Task instructions
Identify each line containing the word "description" and copy it.

--- start Recorded information ---

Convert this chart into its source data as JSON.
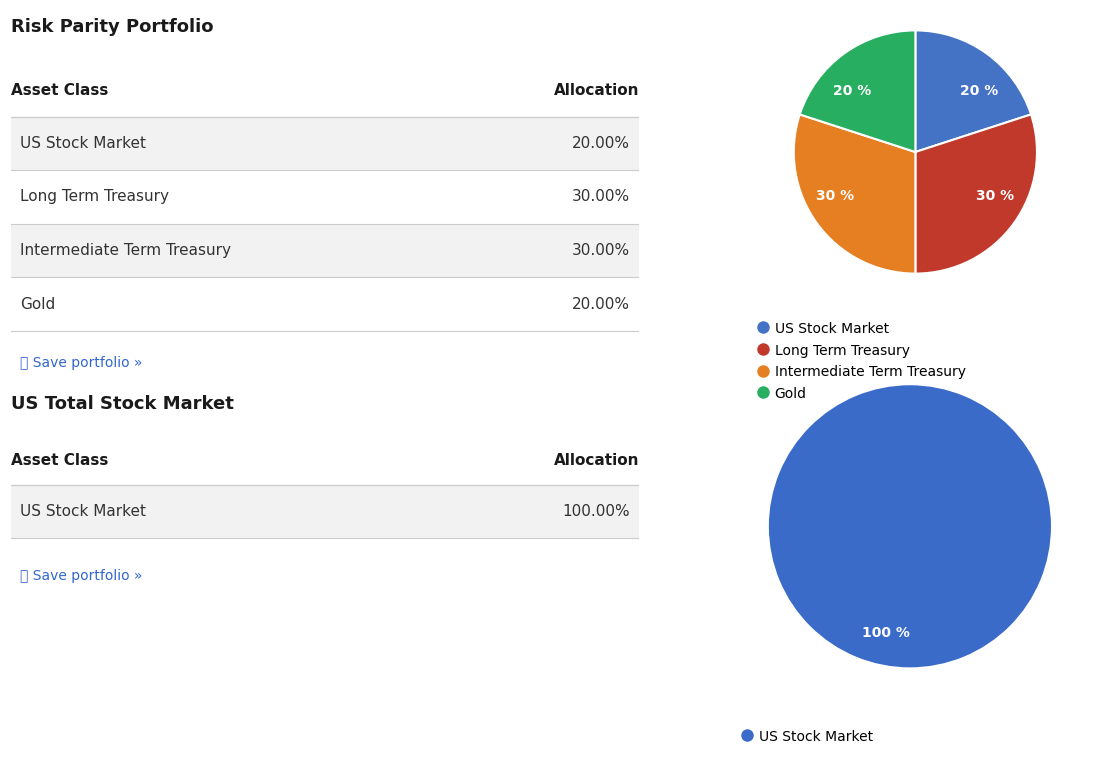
{
  "portfolio1": {
    "title": "Risk Parity Portfolio",
    "header_asset": "Asset Class",
    "header_alloc": "Allocation",
    "rows": [
      {
        "asset": "US Stock Market",
        "alloc": "20.00%",
        "value": 20
      },
      {
        "asset": "Long Term Treasury",
        "alloc": "30.00%",
        "value": 30
      },
      {
        "asset": "Intermediate Term Treasury",
        "alloc": "30.00%",
        "value": 30
      },
      {
        "asset": "Gold",
        "alloc": "20.00%",
        "value": 20
      }
    ],
    "pie_colors": [
      "#4472C4",
      "#C0392B",
      "#E67E22",
      "#27AE60"
    ],
    "pie_labels": [
      "20 %",
      "30 %",
      "30 %",
      "20 %"
    ],
    "legend_labels": [
      "US Stock Market",
      "Long Term Treasury",
      "Intermediate Term Treasury",
      "Gold"
    ]
  },
  "portfolio2": {
    "title": "US Total Stock Market",
    "header_asset": "Asset Class",
    "header_alloc": "Allocation",
    "rows": [
      {
        "asset": "US Stock Market",
        "alloc": "100.00%",
        "value": 100
      }
    ],
    "pie_colors": [
      "#3A6BC9"
    ],
    "pie_labels": [
      "100 %"
    ],
    "legend_labels": [
      "US Stock Market"
    ]
  },
  "bg_color": "#ffffff",
  "text_color": "#333333",
  "header_color": "#1a1a1a",
  "row_bg_even": "#f2f2f2",
  "row_bg_odd": "#ffffff",
  "line_color": "#cccccc",
  "save_link_color": "#3366CC",
  "title_fontsize": 13,
  "header_fontsize": 11,
  "row_fontsize": 11,
  "pie_label_fontsize": 10,
  "legend_fontsize": 10,
  "save_fontsize": 10
}
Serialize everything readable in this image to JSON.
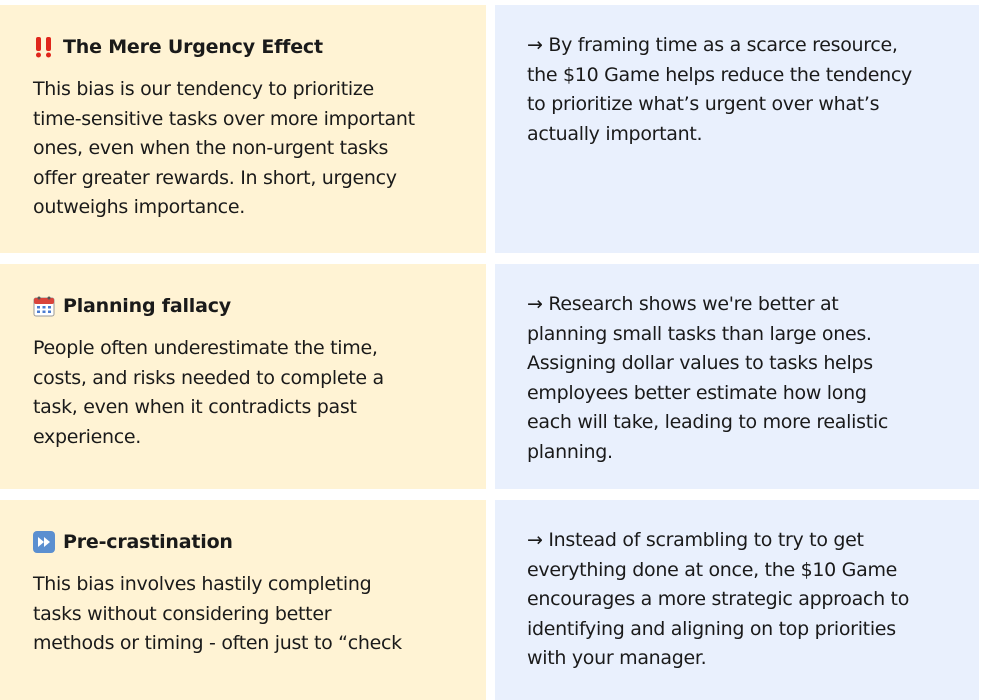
{
  "rows": [
    {
      "icon": "double-exclamation-icon",
      "title": "The Mere Urgency Effect",
      "description": "This bias is our tendency to prioritize\ntime-sensitive tasks over more important\nones, even when the non-urgent tasks\noffer greater rewards. In short, urgency\noutweighs importance.",
      "solution": "→ By framing time as a scarce resource,\nthe $10 Game helps reduce the tendency\nto prioritize what’s urgent over what’s\nactually important."
    },
    {
      "icon": "calendar-icon",
      "title": "Planning fallacy",
      "description": "People often underestimate the time,\ncosts, and risks needed to complete a\ntask, even when it contradicts past\nexperience.",
      "solution": "→ Research shows we're better at\nplanning small tasks than large ones.\nAssigning dollar values to tasks helps\nemployees better estimate how long\neach will take, leading to more realistic\nplanning."
    },
    {
      "icon": "fast-forward-icon",
      "title": "Pre-crastination",
      "description": "This bias involves hastily completing\ntasks without considering better\nmethods or timing - often just to “check",
      "solution": "→ Instead of scrambling to try to get\neverything done at once, the $10 Game\nencourages a more strategic approach to\nidentifying and aligning on top priorities\nwith your manager."
    }
  ],
  "colors": {
    "left_bg": "#fff3d4",
    "right_bg": "#e9f0fd",
    "exclamation": "#e0261b",
    "fast_forward": "#5b8fd0"
  }
}
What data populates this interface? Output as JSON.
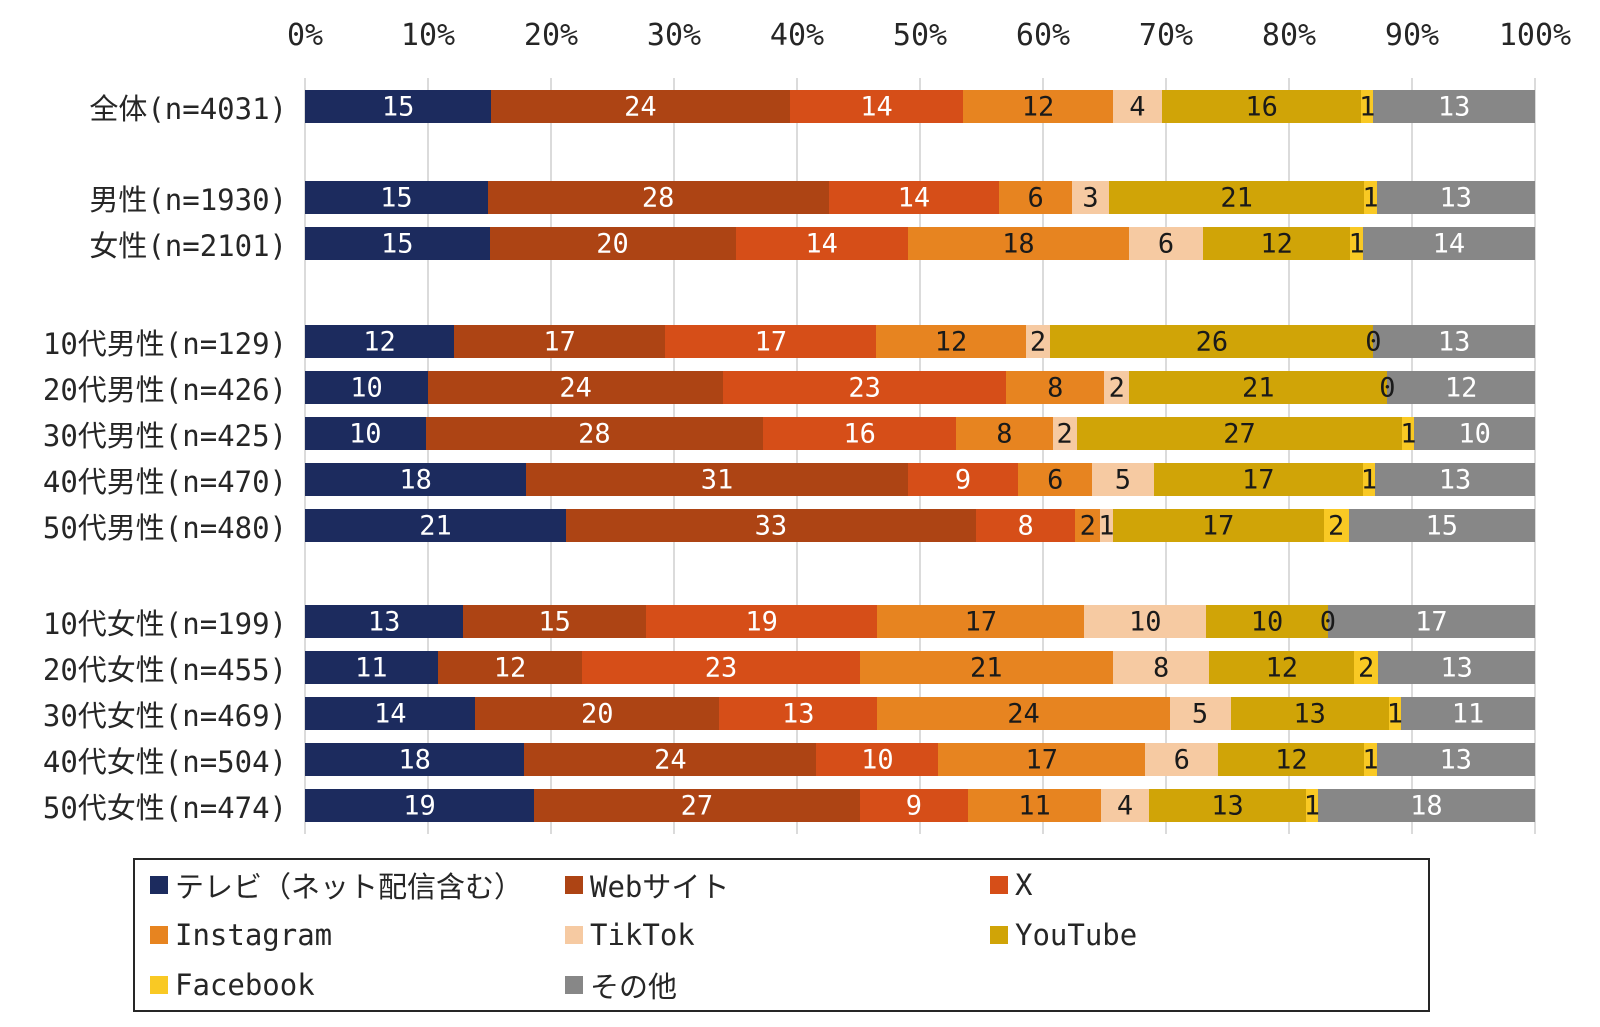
{
  "colors": {
    "background": "#FFFFFF",
    "gridline": "#DBDBDB",
    "text": "#262626",
    "legend_border": "#262626"
  },
  "chart_data": {
    "type": "bar",
    "orientation": "horizontal",
    "stacked": true,
    "title": "",
    "xlabel": "",
    "ylabel": "",
    "x_range": [
      0,
      100
    ],
    "grid": true,
    "x_axis_ticks": [
      "0%",
      "10%",
      "20%",
      "30%",
      "40%",
      "50%",
      "60%",
      "70%",
      "80%",
      "90%",
      "100%"
    ],
    "series": [
      {
        "name": "テレビ（ネット配信含む）",
        "color": "#1C2B5E",
        "value_text_color": "#FFFFFF"
      },
      {
        "name": "Webサイト",
        "color": "#AD4414",
        "value_text_color": "#FFFFFF"
      },
      {
        "name": "X",
        "color": "#D64E18",
        "value_text_color": "#FFFFFF"
      },
      {
        "name": "Instagram",
        "color": "#E78420",
        "value_text_color": "#1A1A1A"
      },
      {
        "name": "TikTok",
        "color": "#F6CAA2",
        "value_text_color": "#1A1A1A"
      },
      {
        "name": "YouTube",
        "color": "#D0A407",
        "value_text_color": "#1A1A1A"
      },
      {
        "name": "Facebook",
        "color": "#F9C924",
        "value_text_color": "#1A1A1A"
      },
      {
        "name": "その他",
        "color": "#878787",
        "value_text_color": "#FFFFFF"
      }
    ],
    "rows": [
      {
        "label": "全体(n=4031)",
        "group": 0,
        "values": [
          15,
          24,
          14,
          12,
          4,
          16,
          1,
          13
        ]
      },
      {
        "label": "男性(n=1930)",
        "group": 1,
        "values": [
          15,
          28,
          14,
          6,
          3,
          21,
          1,
          13
        ]
      },
      {
        "label": "女性(n=2101)",
        "group": 1,
        "values": [
          15,
          20,
          14,
          18,
          6,
          12,
          1,
          14
        ]
      },
      {
        "label": "10代男性(n=129)",
        "group": 2,
        "values": [
          12,
          17,
          17,
          12,
          2,
          26,
          0,
          13
        ]
      },
      {
        "label": "20代男性(n=426)",
        "group": 2,
        "values": [
          10,
          24,
          23,
          8,
          2,
          21,
          0,
          12
        ]
      },
      {
        "label": "30代男性(n=425)",
        "group": 2,
        "values": [
          10,
          28,
          16,
          8,
          2,
          27,
          1,
          10
        ]
      },
      {
        "label": "40代男性(n=470)",
        "group": 2,
        "values": [
          18,
          31,
          9,
          6,
          5,
          17,
          1,
          13
        ]
      },
      {
        "label": "50代男性(n=480)",
        "group": 2,
        "values": [
          21,
          33,
          8,
          2,
          1,
          17,
          2,
          15
        ]
      },
      {
        "label": "10代女性(n=199)",
        "group": 3,
        "values": [
          13,
          15,
          19,
          17,
          10,
          10,
          0,
          17
        ]
      },
      {
        "label": "20代女性(n=455)",
        "group": 3,
        "values": [
          11,
          12,
          23,
          21,
          8,
          12,
          2,
          13
        ]
      },
      {
        "label": "30代女性(n=469)",
        "group": 3,
        "values": [
          14,
          20,
          13,
          24,
          5,
          13,
          1,
          11
        ]
      },
      {
        "label": "40代女性(n=504)",
        "group": 3,
        "values": [
          18,
          24,
          10,
          17,
          6,
          12,
          1,
          13
        ]
      },
      {
        "label": "50代女性(n=474)",
        "group": 3,
        "values": [
          19,
          27,
          9,
          11,
          4,
          13,
          1,
          18
        ]
      }
    ],
    "legend": {
      "position": "bottom",
      "columns": 3
    }
  }
}
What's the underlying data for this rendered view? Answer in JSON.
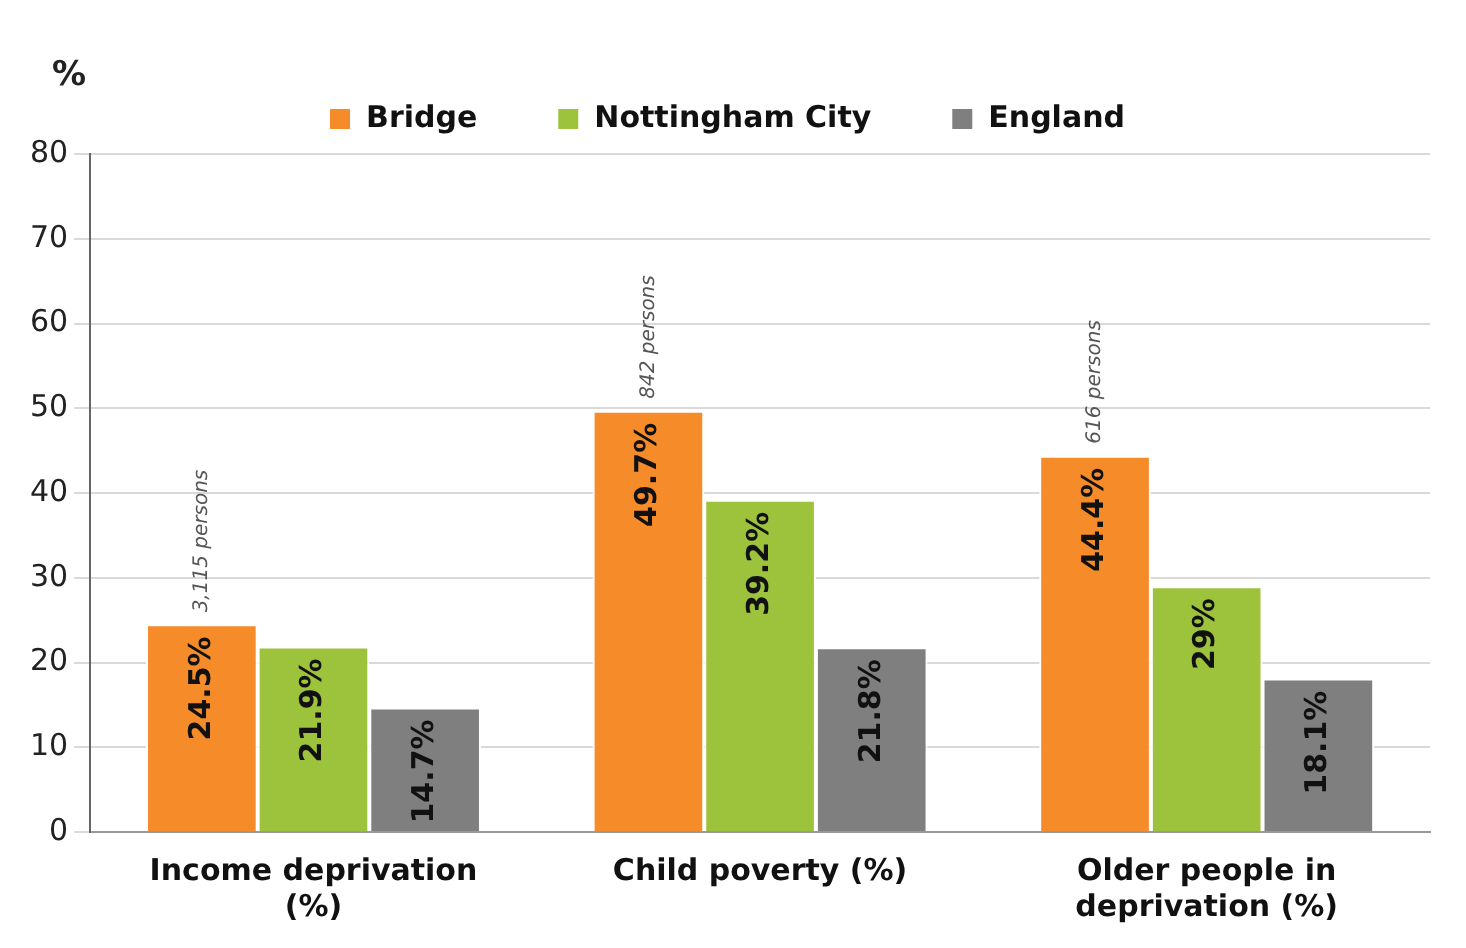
{
  "chart_data": {
    "type": "bar",
    "ylabel": "%",
    "categories": [
      "Income deprivation (%)",
      "Child poverty (%)",
      "Older people in deprivation (%)"
    ],
    "series": [
      {
        "name": "Bridge",
        "color": "#f68b2a",
        "values": [
          24.5,
          49.7,
          44.4
        ],
        "value_labels": [
          "24.5%",
          "49.7%",
          "44.4%"
        ]
      },
      {
        "name": "Nottingham City",
        "color": "#9dc23c",
        "values": [
          21.9,
          39.2,
          29
        ],
        "value_labels": [
          "21.9%",
          "39.2%",
          "29%"
        ]
      },
      {
        "name": "England",
        "color": "#7f7f7f",
        "values": [
          14.7,
          21.8,
          18.1
        ],
        "value_labels": [
          "14.7%",
          "21.8%",
          "18.1%"
        ]
      }
    ],
    "ylim": [
      0,
      80
    ],
    "yticks": [
      0,
      10,
      20,
      30,
      40,
      50,
      60,
      70,
      80
    ],
    "grid": "y",
    "legend": "top",
    "annotations": [
      "3,115 persons",
      "842 persons",
      "616 persons"
    ]
  }
}
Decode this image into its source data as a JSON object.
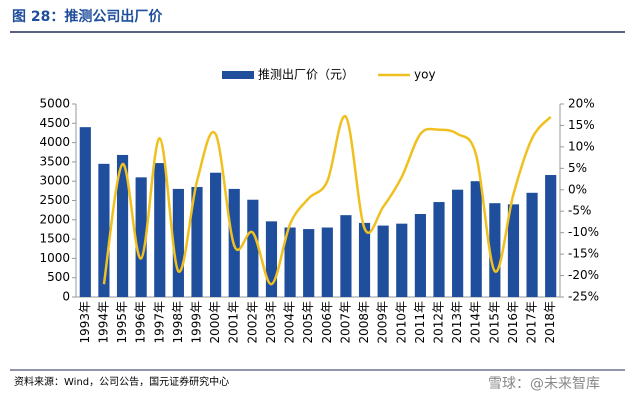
{
  "title": "图 28：推测公司出厂价",
  "source": "资料来源：Wind，公司公告，国元证券研究中心",
  "watermark": "雪球：@未来智库",
  "chart_data": {
    "type": "bar-line",
    "categories": [
      "1993年",
      "1994年",
      "1995年",
      "1996年",
      "1997年",
      "1998年",
      "1999年",
      "2000年",
      "2001年",
      "2002年",
      "2003年",
      "2004年",
      "2005年",
      "2006年",
      "2007年",
      "2008年",
      "2009年",
      "2010年",
      "2011年",
      "2012年",
      "2013年",
      "2014年",
      "2015年",
      "2016年",
      "2017年",
      "2018年"
    ],
    "series": [
      {
        "name": "推测出厂价（元）",
        "type": "bar",
        "color": "#1f4e9c",
        "values": [
          4400,
          3450,
          3680,
          3100,
          3470,
          2800,
          2850,
          3220,
          2800,
          2520,
          1960,
          1800,
          1760,
          1800,
          2120,
          1920,
          1850,
          1900,
          2150,
          2460,
          2780,
          3000,
          2430,
          2400,
          2700,
          3160
        ]
      },
      {
        "name": "yoy",
        "type": "line",
        "axis": "y2",
        "color": "#f0c020",
        "values": [
          null,
          -22,
          6,
          -16,
          12,
          -19,
          2,
          13,
          -13,
          -10,
          -22,
          -8,
          -2,
          2,
          17,
          -9,
          -4,
          3,
          13,
          14,
          13,
          8,
          -19,
          -1,
          12,
          17
        ]
      }
    ],
    "ylim": [
      0,
      5000
    ],
    "yticks": [
      0,
      500,
      1000,
      1500,
      2000,
      2500,
      3000,
      3500,
      4000,
      4500,
      5000
    ],
    "y2lim": [
      -25,
      20
    ],
    "y2ticks": [
      {
        "value": -25,
        "label": "-25%"
      },
      {
        "value": -20,
        "label": "-20%"
      },
      {
        "value": -15,
        "label": "-15%"
      },
      {
        "value": -10,
        "label": "-10%"
      },
      {
        "value": -5,
        "label": "-5%"
      },
      {
        "value": 0,
        "label": "0%"
      },
      {
        "value": 5,
        "label": "5%"
      },
      {
        "value": 10,
        "label": "10%"
      },
      {
        "value": 15,
        "label": "15%"
      },
      {
        "value": 20,
        "label": "20%"
      }
    ],
    "legend": "top"
  }
}
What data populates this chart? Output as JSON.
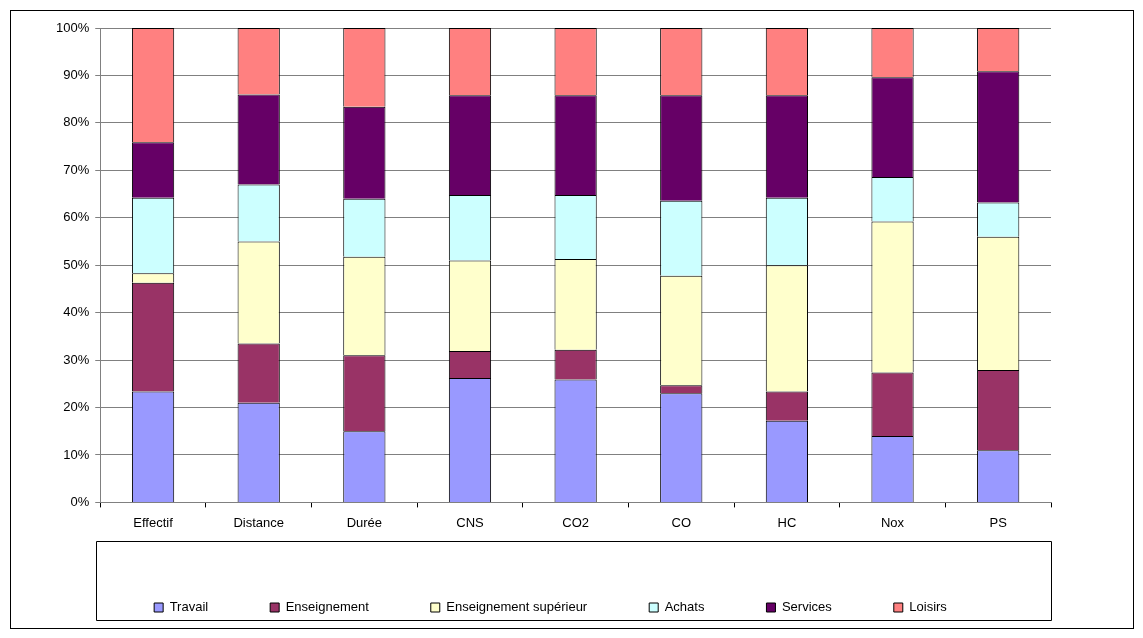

--- end Recorded information ---

Written response
      "description": "This bias is our tendency to prioritize\ntime-sensitive tasks over more important\nones, even when the non-urgent tasks\noffer greater rewards. In short, urgency\noutweighs importance.",
      "description": "People often underestimate the time,\ncosts, and risks needed to complete a\ntask, even when it contradicts past\nexperience.",
      "description": "This bias involves hastily completing\ntasks without considering better\nmethods or timing - often just to “check",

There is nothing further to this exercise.